● RECORDS FOR THE TASK
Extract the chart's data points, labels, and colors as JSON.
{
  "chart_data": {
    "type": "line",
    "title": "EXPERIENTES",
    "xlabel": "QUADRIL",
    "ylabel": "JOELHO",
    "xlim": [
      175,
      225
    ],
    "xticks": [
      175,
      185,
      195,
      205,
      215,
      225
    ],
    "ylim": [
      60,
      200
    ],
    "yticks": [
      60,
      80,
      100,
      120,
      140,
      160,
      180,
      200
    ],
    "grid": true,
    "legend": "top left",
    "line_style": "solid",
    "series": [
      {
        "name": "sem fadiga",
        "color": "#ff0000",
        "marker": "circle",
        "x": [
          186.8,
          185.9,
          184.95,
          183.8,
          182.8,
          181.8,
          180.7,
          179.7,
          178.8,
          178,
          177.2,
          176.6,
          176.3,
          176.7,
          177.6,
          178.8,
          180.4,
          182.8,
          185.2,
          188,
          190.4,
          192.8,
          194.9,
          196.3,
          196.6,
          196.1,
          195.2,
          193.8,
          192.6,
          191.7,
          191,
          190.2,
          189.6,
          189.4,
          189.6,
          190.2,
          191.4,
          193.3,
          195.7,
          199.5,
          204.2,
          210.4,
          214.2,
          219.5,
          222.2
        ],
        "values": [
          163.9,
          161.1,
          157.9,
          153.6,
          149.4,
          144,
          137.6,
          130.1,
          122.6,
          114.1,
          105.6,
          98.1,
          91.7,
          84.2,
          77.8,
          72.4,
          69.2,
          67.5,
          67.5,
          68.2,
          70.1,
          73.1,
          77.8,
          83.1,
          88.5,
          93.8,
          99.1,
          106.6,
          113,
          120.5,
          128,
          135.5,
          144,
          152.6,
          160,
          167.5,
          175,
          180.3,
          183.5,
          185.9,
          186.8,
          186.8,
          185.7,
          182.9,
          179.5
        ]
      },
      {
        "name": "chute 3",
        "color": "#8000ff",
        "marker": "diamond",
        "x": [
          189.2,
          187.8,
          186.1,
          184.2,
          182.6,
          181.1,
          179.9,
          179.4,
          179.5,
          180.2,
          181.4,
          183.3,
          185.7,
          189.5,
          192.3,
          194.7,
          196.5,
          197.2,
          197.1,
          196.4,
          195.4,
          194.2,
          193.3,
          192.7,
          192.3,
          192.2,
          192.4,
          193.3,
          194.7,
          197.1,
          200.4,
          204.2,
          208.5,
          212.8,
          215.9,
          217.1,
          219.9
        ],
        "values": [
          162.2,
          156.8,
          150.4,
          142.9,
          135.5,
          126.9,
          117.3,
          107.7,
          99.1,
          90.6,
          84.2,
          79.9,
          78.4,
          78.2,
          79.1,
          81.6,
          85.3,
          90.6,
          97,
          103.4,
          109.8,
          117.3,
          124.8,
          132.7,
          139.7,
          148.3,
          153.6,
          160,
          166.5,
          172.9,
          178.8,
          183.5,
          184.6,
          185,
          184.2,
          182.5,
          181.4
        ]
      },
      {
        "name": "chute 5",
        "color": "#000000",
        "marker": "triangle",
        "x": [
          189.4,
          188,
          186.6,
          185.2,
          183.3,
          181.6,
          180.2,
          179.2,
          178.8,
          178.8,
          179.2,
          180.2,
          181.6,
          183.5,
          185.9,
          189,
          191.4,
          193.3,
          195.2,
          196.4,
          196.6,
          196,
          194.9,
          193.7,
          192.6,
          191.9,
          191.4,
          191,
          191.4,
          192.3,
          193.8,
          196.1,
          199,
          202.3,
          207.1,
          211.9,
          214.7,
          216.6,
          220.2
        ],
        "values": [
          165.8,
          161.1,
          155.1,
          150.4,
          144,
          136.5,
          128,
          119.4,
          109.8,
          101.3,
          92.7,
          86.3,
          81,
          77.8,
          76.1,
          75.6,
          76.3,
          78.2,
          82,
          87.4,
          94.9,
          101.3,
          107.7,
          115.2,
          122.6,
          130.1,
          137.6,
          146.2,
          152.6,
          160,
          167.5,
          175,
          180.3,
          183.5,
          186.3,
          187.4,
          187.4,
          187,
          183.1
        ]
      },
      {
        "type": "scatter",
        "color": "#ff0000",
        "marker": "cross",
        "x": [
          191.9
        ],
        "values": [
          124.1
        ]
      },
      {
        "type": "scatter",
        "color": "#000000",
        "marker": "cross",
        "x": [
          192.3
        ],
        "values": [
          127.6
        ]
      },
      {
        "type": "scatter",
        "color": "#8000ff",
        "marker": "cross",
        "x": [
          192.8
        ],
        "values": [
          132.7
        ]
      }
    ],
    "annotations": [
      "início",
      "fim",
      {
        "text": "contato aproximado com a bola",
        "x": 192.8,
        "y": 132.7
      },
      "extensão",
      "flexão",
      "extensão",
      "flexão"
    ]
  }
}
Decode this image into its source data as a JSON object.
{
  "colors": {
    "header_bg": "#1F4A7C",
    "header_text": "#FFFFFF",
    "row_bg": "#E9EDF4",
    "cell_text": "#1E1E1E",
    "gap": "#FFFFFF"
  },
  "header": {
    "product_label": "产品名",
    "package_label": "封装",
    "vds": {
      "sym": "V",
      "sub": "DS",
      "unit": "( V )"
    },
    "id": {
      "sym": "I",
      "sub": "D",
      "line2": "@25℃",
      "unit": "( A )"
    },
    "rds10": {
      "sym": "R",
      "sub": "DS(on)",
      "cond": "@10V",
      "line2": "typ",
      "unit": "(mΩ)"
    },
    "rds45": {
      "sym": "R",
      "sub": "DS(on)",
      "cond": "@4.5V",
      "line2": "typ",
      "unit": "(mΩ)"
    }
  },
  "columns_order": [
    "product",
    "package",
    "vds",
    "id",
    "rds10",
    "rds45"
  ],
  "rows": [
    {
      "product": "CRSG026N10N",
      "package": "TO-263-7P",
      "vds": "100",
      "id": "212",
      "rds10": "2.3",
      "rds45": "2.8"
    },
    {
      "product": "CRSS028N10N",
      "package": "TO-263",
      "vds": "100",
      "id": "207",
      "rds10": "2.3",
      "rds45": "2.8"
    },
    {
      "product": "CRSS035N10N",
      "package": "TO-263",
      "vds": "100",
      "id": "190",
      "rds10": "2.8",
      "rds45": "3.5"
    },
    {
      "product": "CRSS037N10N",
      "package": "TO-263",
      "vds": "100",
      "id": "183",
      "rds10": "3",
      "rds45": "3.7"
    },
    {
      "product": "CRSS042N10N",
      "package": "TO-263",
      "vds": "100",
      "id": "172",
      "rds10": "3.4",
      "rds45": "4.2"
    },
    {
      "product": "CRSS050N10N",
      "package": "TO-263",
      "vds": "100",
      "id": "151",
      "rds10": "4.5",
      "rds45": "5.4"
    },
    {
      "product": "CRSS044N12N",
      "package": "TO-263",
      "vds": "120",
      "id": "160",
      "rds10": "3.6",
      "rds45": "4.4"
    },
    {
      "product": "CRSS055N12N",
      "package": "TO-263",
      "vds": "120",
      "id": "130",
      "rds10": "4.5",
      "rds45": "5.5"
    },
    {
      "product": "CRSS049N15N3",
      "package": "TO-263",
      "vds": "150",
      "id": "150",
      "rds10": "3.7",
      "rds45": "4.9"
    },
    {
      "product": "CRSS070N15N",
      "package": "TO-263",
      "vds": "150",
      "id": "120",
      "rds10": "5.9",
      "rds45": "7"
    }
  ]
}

● WHAT YOU NEED TO DO
Restate each of the entries above verbatim.

● THE RESULT
Extract the chart's data points, labels, and colors as JSON.
{
  "chart_data": {
    "type": "line",
    "title": "EXPERIENTES",
    "xlabel": "QUADRIL",
    "ylabel": "JOELHO",
    "xlim": [
      175,
      225
    ],
    "xticks": [
      175,
      185,
      195,
      205,
      215,
      225
    ],
    "ylim": [
      60,
      200
    ],
    "yticks": [
      60,
      80,
      100,
      120,
      140,
      160,
      180,
      200
    ],
    "grid": true,
    "legend": "top left",
    "line_style": "solid",
    "series": [
      {
        "name": "sem fadiga",
        "color": "#ff0000",
        "marker": "circle",
        "x": [
          186.8,
          185.9,
          184.95,
          183.8,
          182.8,
          181.8,
          180.7,
          179.7,
          178.8,
          178,
          177.2,
          176.6,
          176.3,
          176.7,
          177.6,
          178.8,
          180.4,
          182.8,
          185.2,
          188,
          190.4,
          192.8,
          194.9,
          196.3,
          196.6,
          196.1,
          195.2,
          193.8,
          192.6,
          191.7,
          191,
          190.2,
          189.6,
          189.4,
          189.6,
          190.2,
          191.4,
          193.3,
          195.7,
          199.5,
          204.2,
          210.4,
          214.2,
          219.5,
          222.2
        ],
        "values": [
          163.9,
          161.1,
          157.9,
          153.6,
          149.4,
          144,
          137.6,
          130.1,
          122.6,
          114.1,
          105.6,
          98.1,
          91.7,
          84.2,
          77.8,
          72.4,
          69.2,
          67.5,
          67.5,
          68.2,
          70.1,
          73.1,
          77.8,
          83.1,
          88.5,
          93.8,
          99.1,
          106.6,
          113,
          120.5,
          128,
          135.5,
          144,
          152.6,
          160,
          167.5,
          175,
          180.3,
          183.5,
          185.9,
          186.8,
          186.8,
          185.7,
          182.9,
          179.5
        ]
      },
      {
        "name": "chute 3",
        "color": "#8000ff",
        "marker": "diamond",
        "x": [
          189.2,
          187.8,
          186.1,
          184.2,
          182.6,
          181.1,
          179.9,
          179.4,
          179.5,
          180.2,
          181.4,
          183.3,
          185.7,
          189.5,
          192.3,
          194.7,
          196.5,
          197.2,
          197.1,
          196.4,
          195.4,
          194.2,
          193.3,
          192.7,
          192.3,
          192.2,
          192.4,
          193.3,
          194.7,
          197.1,
          200.4,
          204.2,
          208.5,
          212.8,
          215.9,
          217.1,
          219.9
        ],
        "values": [
          162.2,
          156.8,
          150.4,
          142.9,
          135.5,
          126.9,
          117.3,
          107.7,
          99.1,
          90.6,
          84.2,
          79.9,
          78.4,
          78.2,
          79.1,
          81.6,
          85.3,
          90.6,
          97,
          103.4,
          109.8,
          117.3,
          124.8,
          132.7,
          139.7,
          148.3,
          153.6,
          160,
          166.5,
          172.9,
          178.8,
          183.5,
          184.6,
          185,
          184.2,
          182.5,
          181.4
        ]
      },
      {
        "name": "chute 5",
        "color": "#000000",
        "marker": "triangle",
        "x": [
          189.4,
          188,
          186.6,
          185.2,
          183.3,
          181.6,
          180.2,
          179.2,
          178.8,
          178.8,
          179.2,
          180.2,
          181.6,
          183.5,
          185.9,
          189,
          191.4,
          193.3,
          195.2,
          196.4,
          196.6,
          196,
          194.9,
          193.7,
          192.6,
          191.9,
          191.4,
          191,
          191.4,
          192.3,
          193.8,
          196.1,
          199,
          202.3,
          207.1,
          211.9,
          214.7,
          216.6,
          220.2
        ],
        "values": [
          165.8,
          161.1,
          155.1,
          150.4,
          144,
          136.5,
          128,
          119.4,
          109.8,
          101.3,
          92.7,
          86.3,
          81,
          77.8,
          76.1,
          75.6,
          76.3,
          78.2,
          82,
          87.4,
          94.9,
          101.3,
          107.7,
          115.2,
          122.6,
          130.1,
          137.6,
          146.2,
          152.6,
          160,
          167.5,
          175,
          180.3,
          183.5,
          186.3,
          187.4,
          187.4,
          187,
          183.1
        ]
      },
      {
        "type": "scatter",
        "color": "#ff0000",
        "marker": "cross",
        "x": [
          191.9
        ],
        "values": [
          124.1
        ]
      },
      {
        "type": "scatter",
        "color": "#000000",
        "marker": "cross",
        "x": [
          192.3
        ],
        "values": [
          127.6
        ]
      },
      {
        "type": "scatter",
        "color": "#8000ff",
        "marker": "cross",
        "x": [
          192.8
        ],
        "values": [
          132.7
        ]
      }
    ],
    "annotations": [
      "início",
      "fim",
      {
        "text": "contato aproximado com a bola",
        "x": 192.8,
        "y": 132.7
      },
      "extensão",
      "flexão",
      "extensão",
      "flexão"
    ]
  }
}
Decode this image into its source data as a JSON object.
{
  "colors": {
    "header_bg": "#1F4A7C",
    "header_text": "#FFFFFF",
    "row_bg": "#E9EDF4",
    "cell_text": "#1E1E1E",
    "gap": "#FFFFFF"
  },
  "header": {
    "product_label": "产品名",
    "package_label": "封装",
    "vds": {
      "sym": "V",
      "sub": "DS",
      "unit": "( V )"
    },
    "id": {
      "sym": "I",
      "sub": "D",
      "line2": "@25℃",
      "unit": "( A )"
    },
    "rds10": {
      "sym": "R",
      "sub": "DS(on)",
      "cond": "@10V",
      "line2": "typ",
      "unit": "(mΩ)"
    },
    "rds45": {
      "sym": "R",
      "sub": "DS(on)",
      "cond": "@4.5V",
      "line2": "typ",
      "unit": "(mΩ)"
    }
  },
  "columns_order": [
    "product",
    "package",
    "vds",
    "id",
    "rds10",
    "rds45"
  ],
  "rows": [
    {
      "product": "CRSG026N10N",
      "package": "TO-263-7P",
      "vds": "100",
      "id": "212",
      "rds10": "2.3",
      "rds45": "2.8"
    },
    {
      "product": "CRSS028N10N",
      "package": "TO-263",
      "vds": "100",
      "id": "207",
      "rds10": "2.3",
      "rds45": "2.8"
    },
    {
      "product": "CRSS035N10N",
      "package": "TO-263",
      "vds": "100",
      "id": "190",
      "rds10": "2.8",
      "rds45": "3.5"
    },
    {
      "product": "CRSS037N10N",
      "package": "TO-263",
      "vds": "100",
      "id": "183",
      "rds10": "3",
      "rds45": "3.7"
    },
    {
      "product": "CRSS042N10N",
      "package": "TO-263",
      "vds": "100",
      "id": "172",
      "rds10": "3.4",
      "rds45": "4.2"
    },
    {
      "product": "CRSS050N10N",
      "package": "TO-263",
      "vds": "100",
      "id": "151",
      "rds10": "4.5",
      "rds45": "5.4"
    },
    {
      "product": "CRSS044N12N",
      "package": "TO-263",
      "vds": "120",
      "id": "160",
      "rds10": "3.6",
      "rds45": "4.4"
    },
    {
      "product": "CRSS055N12N",
      "package": "TO-263",
      "vds": "120",
      "id": "130",
      "rds10": "4.5",
      "rds45": "5.5"
    },
    {
      "product": "CRSS049N15N3",
      "package": "TO-263",
      "vds": "150",
      "id": "150",
      "rds10": "3.7",
      "rds45": "4.9"
    },
    {
      "product": "CRSS070N15N",
      "package": "TO-263",
      "vds": "150",
      "id": "120",
      "rds10": "5.9",
      "rds45": "7"
    }
  ]
}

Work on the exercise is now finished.